--- BEGIN ---
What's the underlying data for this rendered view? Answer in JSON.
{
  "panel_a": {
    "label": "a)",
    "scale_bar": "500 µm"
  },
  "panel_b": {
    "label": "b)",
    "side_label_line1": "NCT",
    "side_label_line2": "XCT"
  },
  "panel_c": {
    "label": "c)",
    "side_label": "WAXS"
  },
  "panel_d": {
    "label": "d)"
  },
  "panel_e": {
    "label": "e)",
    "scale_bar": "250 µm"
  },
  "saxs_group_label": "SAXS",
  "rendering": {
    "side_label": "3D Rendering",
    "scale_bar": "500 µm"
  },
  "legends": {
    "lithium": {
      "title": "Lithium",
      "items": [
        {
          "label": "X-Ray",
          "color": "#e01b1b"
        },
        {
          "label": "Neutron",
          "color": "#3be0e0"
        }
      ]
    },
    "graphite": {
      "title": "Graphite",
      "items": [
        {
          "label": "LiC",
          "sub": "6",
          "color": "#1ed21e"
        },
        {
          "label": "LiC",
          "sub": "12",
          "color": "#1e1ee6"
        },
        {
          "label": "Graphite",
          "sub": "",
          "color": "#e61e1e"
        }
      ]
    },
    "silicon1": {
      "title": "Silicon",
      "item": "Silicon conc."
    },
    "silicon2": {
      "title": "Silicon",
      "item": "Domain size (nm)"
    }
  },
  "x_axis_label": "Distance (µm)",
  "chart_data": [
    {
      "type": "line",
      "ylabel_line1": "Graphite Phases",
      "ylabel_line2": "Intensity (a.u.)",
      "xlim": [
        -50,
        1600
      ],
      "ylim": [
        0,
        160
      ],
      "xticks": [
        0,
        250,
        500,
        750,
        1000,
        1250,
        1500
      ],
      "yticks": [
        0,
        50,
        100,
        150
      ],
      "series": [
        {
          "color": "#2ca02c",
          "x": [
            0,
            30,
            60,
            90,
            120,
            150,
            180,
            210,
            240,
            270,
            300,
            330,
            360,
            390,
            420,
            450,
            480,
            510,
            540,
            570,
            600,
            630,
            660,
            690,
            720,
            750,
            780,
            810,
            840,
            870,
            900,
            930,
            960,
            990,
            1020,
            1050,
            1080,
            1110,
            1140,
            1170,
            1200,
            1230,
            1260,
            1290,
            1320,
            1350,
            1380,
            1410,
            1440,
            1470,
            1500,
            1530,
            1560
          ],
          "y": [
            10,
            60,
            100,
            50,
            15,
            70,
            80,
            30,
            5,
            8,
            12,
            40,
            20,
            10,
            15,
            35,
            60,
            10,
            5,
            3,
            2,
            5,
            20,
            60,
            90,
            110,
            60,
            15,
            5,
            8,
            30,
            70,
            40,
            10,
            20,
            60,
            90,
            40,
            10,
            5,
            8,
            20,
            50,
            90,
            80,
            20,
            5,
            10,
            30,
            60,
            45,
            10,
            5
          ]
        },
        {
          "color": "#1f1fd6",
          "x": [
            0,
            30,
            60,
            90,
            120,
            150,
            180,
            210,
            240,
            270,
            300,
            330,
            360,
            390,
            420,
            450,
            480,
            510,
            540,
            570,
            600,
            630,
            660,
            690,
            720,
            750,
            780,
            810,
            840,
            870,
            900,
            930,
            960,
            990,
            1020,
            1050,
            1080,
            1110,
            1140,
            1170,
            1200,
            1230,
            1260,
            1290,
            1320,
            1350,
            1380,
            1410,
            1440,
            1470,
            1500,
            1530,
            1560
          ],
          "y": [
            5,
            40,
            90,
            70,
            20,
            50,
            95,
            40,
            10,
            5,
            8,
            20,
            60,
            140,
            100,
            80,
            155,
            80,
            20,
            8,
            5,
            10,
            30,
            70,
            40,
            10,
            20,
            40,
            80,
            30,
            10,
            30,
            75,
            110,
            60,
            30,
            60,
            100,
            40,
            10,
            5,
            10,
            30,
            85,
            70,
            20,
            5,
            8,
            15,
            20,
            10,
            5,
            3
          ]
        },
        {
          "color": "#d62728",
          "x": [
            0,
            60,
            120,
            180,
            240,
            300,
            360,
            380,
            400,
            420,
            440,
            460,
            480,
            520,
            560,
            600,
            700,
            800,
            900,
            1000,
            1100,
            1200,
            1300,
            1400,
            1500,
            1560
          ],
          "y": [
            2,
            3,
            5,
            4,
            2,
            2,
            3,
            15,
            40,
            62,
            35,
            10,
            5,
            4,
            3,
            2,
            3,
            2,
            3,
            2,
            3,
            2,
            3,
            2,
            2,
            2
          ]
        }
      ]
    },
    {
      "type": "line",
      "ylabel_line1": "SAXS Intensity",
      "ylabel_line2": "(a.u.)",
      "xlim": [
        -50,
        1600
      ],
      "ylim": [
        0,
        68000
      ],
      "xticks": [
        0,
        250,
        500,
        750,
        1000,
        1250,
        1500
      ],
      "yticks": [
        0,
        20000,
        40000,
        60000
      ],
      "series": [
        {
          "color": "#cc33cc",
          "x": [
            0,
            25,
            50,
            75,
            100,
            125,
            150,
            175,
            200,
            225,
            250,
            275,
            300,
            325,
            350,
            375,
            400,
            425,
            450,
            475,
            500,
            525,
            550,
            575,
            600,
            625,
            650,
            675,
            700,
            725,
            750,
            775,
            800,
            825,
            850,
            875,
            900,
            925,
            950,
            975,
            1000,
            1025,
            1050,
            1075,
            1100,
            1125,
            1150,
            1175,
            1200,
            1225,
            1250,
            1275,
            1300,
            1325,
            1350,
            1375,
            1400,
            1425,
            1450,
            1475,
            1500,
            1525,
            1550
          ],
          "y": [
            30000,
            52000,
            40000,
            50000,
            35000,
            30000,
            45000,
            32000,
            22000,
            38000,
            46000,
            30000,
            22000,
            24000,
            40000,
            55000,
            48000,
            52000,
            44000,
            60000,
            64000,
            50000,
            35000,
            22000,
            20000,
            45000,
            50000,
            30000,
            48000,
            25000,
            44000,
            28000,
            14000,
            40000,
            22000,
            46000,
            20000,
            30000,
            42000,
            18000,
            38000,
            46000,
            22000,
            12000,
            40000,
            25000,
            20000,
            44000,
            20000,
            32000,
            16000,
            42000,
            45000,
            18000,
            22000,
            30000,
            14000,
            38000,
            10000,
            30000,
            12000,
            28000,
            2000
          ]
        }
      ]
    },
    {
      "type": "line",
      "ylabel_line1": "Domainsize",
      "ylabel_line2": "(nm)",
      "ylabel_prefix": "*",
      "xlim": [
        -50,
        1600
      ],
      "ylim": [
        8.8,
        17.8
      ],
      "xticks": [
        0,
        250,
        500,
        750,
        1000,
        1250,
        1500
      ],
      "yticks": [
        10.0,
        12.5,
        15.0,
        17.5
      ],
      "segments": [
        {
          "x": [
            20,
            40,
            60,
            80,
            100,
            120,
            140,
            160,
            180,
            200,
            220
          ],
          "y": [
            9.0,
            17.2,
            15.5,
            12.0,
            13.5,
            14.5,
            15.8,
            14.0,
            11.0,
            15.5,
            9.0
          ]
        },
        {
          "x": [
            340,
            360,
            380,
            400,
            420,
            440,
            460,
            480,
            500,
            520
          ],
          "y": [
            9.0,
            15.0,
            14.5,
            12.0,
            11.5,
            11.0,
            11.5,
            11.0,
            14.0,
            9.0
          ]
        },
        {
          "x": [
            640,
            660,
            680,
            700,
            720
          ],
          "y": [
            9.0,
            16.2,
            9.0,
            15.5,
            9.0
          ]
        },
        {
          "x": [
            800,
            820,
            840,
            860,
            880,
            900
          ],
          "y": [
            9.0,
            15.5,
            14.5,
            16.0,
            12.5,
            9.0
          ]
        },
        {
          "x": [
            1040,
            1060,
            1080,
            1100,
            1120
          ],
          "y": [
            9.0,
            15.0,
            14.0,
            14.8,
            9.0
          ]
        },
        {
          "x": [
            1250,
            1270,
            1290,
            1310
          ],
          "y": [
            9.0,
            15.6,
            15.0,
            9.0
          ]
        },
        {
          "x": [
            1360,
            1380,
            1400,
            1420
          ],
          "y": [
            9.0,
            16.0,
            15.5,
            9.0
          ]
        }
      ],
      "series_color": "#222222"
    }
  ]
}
--- END ---
### Exercise instructions:
In the material above, tally every line with the string "SAXS" in it, then give that number alone.

### Task answer:
2